___ Excerpted records

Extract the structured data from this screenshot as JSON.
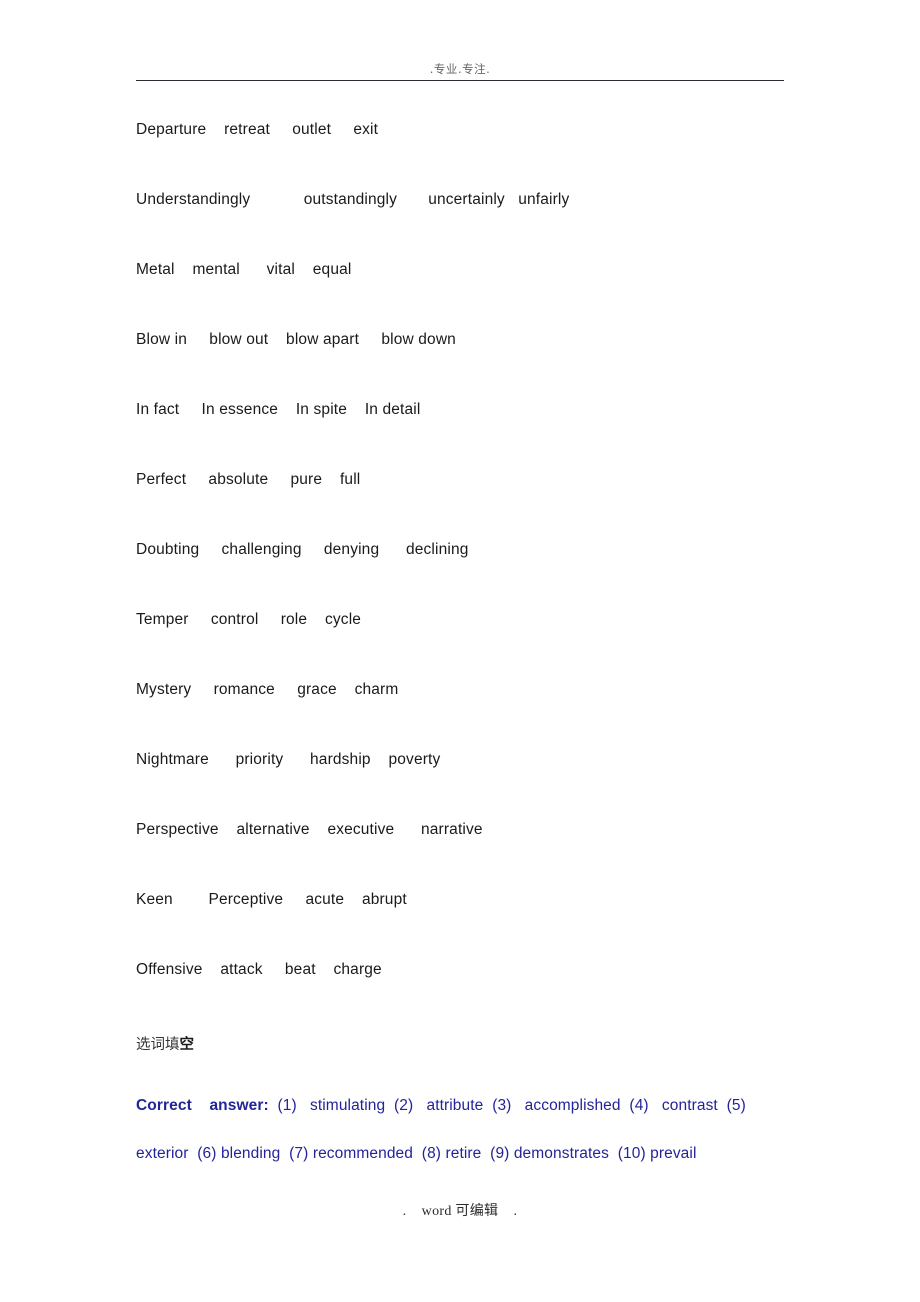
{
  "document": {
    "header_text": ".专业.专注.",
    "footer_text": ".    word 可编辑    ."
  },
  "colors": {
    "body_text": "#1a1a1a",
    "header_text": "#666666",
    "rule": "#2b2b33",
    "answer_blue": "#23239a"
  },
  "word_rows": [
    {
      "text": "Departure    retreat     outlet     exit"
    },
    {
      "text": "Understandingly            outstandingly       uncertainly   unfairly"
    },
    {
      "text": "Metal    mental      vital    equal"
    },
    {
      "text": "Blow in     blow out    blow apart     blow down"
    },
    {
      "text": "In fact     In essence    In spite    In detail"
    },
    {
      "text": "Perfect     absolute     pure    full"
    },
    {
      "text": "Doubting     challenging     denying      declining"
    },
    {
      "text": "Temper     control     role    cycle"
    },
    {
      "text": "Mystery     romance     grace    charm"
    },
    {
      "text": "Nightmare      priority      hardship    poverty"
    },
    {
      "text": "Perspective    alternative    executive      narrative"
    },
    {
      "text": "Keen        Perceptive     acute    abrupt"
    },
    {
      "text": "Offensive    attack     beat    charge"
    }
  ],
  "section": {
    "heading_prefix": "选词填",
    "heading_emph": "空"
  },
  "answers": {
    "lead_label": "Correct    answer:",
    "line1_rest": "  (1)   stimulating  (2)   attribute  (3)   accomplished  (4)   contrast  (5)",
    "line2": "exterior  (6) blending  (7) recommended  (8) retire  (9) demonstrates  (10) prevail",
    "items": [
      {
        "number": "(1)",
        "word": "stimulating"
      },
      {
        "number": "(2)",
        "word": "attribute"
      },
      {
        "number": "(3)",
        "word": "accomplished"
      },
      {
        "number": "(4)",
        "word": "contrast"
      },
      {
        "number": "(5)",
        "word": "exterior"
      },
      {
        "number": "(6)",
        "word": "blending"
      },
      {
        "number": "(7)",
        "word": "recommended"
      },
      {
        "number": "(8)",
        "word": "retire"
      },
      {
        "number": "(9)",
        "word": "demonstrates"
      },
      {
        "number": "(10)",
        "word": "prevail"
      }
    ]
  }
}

______
___ Excerpted records

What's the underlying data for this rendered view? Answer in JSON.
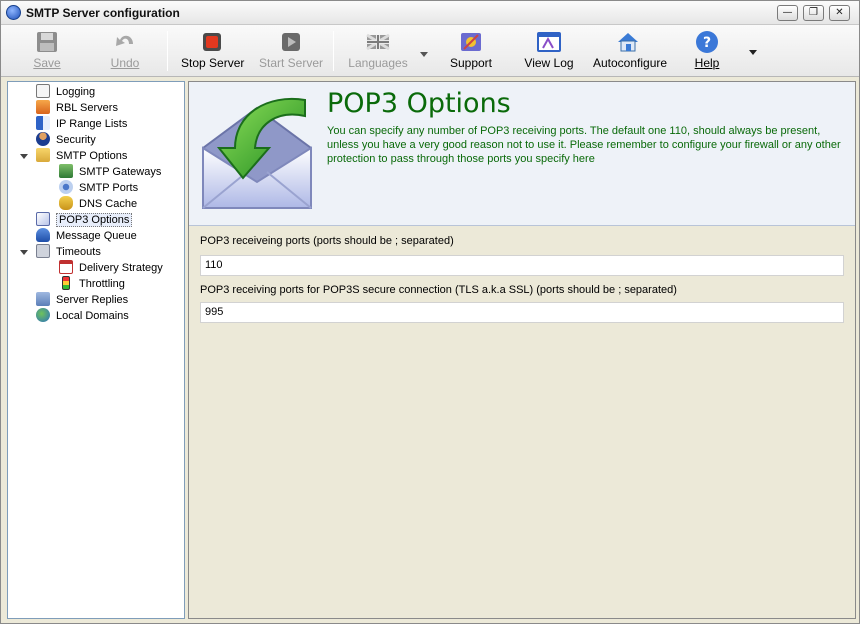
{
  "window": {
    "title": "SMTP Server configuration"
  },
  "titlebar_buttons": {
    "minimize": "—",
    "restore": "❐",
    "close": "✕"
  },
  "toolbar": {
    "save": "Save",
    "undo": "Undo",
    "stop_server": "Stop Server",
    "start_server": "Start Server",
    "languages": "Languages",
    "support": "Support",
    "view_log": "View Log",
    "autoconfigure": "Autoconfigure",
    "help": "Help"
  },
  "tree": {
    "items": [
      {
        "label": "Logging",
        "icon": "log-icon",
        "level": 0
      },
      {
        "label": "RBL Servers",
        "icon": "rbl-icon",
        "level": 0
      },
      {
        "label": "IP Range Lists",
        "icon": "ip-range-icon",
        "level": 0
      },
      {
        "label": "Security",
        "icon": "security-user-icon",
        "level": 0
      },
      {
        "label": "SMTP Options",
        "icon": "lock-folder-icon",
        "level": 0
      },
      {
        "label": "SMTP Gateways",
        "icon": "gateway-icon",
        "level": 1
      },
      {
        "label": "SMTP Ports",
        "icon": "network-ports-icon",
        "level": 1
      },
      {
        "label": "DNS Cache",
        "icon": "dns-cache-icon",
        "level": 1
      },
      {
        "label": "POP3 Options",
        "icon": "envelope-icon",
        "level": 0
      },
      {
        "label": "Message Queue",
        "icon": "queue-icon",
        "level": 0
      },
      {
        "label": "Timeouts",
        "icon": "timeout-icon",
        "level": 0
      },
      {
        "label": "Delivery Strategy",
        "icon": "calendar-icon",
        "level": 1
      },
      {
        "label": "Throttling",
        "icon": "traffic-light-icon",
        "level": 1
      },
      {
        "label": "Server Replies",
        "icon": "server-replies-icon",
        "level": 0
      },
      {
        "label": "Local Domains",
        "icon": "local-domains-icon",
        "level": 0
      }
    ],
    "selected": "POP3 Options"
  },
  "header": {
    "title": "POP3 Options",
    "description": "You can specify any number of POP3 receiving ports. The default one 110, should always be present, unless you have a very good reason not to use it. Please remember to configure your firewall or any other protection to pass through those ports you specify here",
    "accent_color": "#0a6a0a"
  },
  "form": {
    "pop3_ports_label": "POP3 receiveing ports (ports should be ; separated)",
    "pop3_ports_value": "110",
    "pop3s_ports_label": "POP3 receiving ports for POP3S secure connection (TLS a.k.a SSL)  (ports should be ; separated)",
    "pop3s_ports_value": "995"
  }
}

______

• **Brief**:
Using the material above, gather every line that includes "recommended".

• **Task response**:
    "line2": "exterior  (6) blending  (7) recommended  (8) retire  (9) demonstrates  (10) prevail",
        "word": "recommended"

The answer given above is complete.